Requirement: Write out all records as given; omit images.

Material:
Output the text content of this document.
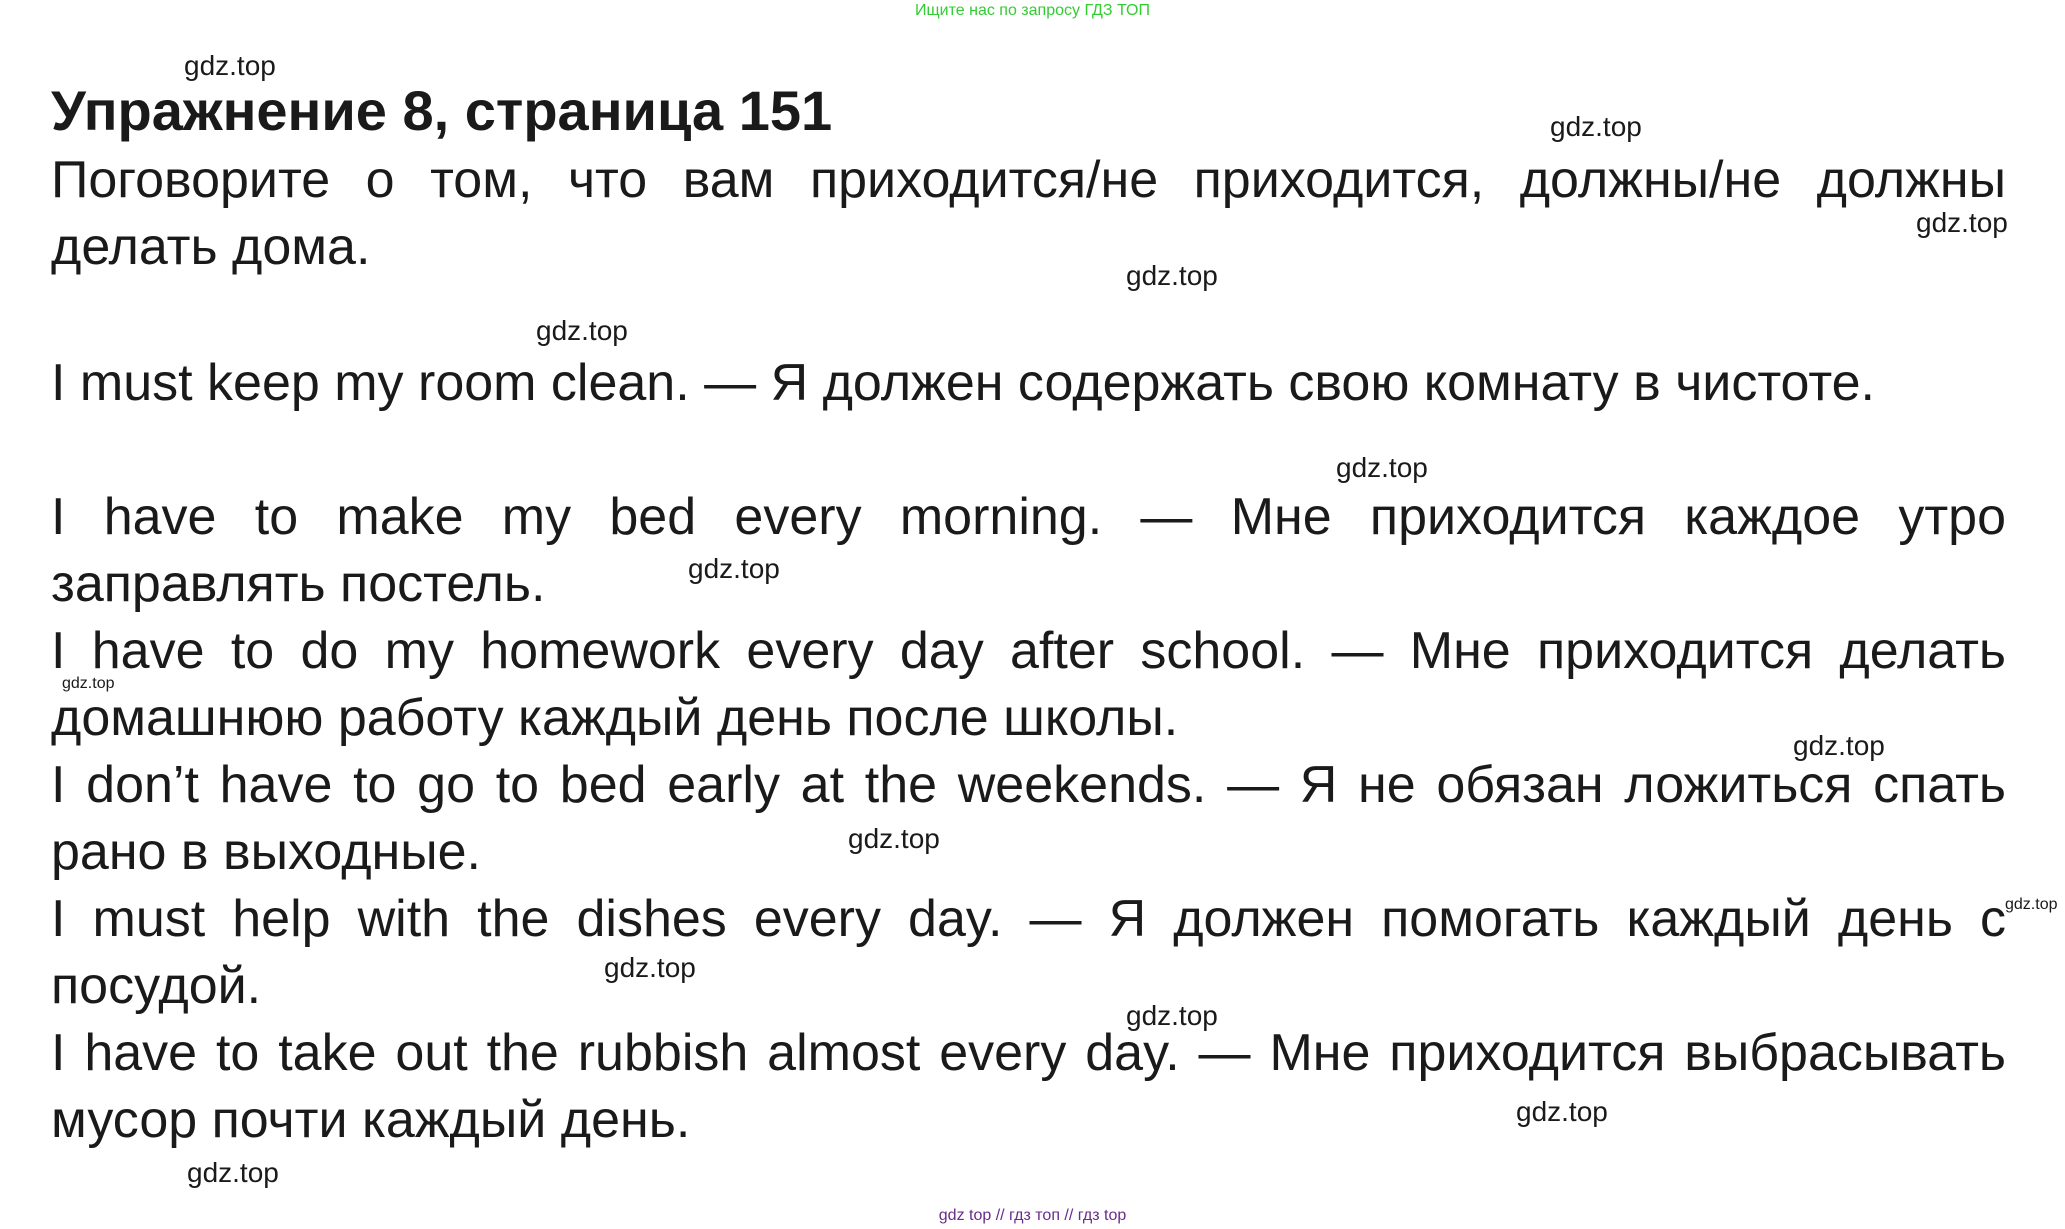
Ищите нас по запросу ГДЗ ТОП
Упражнение 8, страница 151

Поговорите о том, что вам приходится/не приходится, должны/не должны делать дома.

I must keep my room clean. — Я должен содержать свою комнату в чистоте.

I have to make my bed every morning. — Мне приходится каждое утро заправлять постель.

I have to do my homework every day after school. — Мне приходится делать домашнюю работу каждый день после школы.

I don’t have to go to bed early at the weekends. — Я не обязан ложиться спать рано в выходные.

I must help with the dishes every day. — Я должен помогать каждый день с посудой.

I have to take out the rubbish almost every day. — Мне приходится выбрасывать мусор почти каждый день.

gdz.top
gdz.top
gdz.top
gdz.top
gdz.top
gdz.top
gdz.top
gdz.top
gdz.top
gdz.top
gdz.top
gdz.top
gdz.top
gdz.top
gdz.top
gdz top // гдз топ // гдз top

Result:
Output the text content of this document.
Ищите нас по запросу ГДЗ ТОП
Упражнение 8, страница 151

Поговорите о том, что вам приходится/не приходится, должны/не должны делать дома.

I must keep my room clean. — Я должен содержать свою комнату в чистоте.

I have to make my bed every morning. — Мне приходится каждое утро заправлять постель.

I have to do my homework every day after school. — Мне приходится делать домашнюю работу каждый день после школы.

I don’t have to go to bed early at the weekends. — Я не обязан ложиться спать рано в выходные.

I must help with the dishes every day. — Я должен помогать каждый день с посудой.

I have to take out the rubbish almost every day. — Мне приходится выбрасывать мусор почти каждый день.

gdz.top
gdz.top
gdz.top
gdz.top
gdz.top
gdz.top
gdz.top
gdz.top
gdz.top
gdz.top
gdz.top
gdz.top
gdz.top
gdz.top
gdz.top
gdz top // гдз топ // гдз top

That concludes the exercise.